##### Task data
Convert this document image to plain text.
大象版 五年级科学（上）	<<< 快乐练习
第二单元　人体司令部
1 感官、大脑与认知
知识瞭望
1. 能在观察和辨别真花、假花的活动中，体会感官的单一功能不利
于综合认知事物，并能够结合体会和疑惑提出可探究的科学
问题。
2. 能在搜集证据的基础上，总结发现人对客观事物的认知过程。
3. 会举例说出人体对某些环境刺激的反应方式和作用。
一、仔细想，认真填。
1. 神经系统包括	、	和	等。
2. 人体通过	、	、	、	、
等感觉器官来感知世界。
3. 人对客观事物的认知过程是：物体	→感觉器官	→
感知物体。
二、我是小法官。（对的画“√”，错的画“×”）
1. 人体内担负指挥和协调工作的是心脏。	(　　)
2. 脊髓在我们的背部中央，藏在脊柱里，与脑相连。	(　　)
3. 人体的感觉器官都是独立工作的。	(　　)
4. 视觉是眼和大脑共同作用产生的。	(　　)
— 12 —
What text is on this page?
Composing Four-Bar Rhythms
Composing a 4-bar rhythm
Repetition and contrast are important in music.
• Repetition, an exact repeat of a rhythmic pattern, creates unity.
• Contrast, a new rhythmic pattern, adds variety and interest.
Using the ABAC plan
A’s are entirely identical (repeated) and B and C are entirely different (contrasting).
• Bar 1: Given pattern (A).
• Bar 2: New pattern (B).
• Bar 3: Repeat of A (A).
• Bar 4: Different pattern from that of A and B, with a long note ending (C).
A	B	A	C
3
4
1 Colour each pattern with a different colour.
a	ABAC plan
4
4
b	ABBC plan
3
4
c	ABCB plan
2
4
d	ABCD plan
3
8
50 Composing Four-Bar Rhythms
##########
Each line that holds the word "Rhythms" is to be copied.

» Task output:
Composing Four-Bar Rhythms
50 Composing Four-Bar Rhythms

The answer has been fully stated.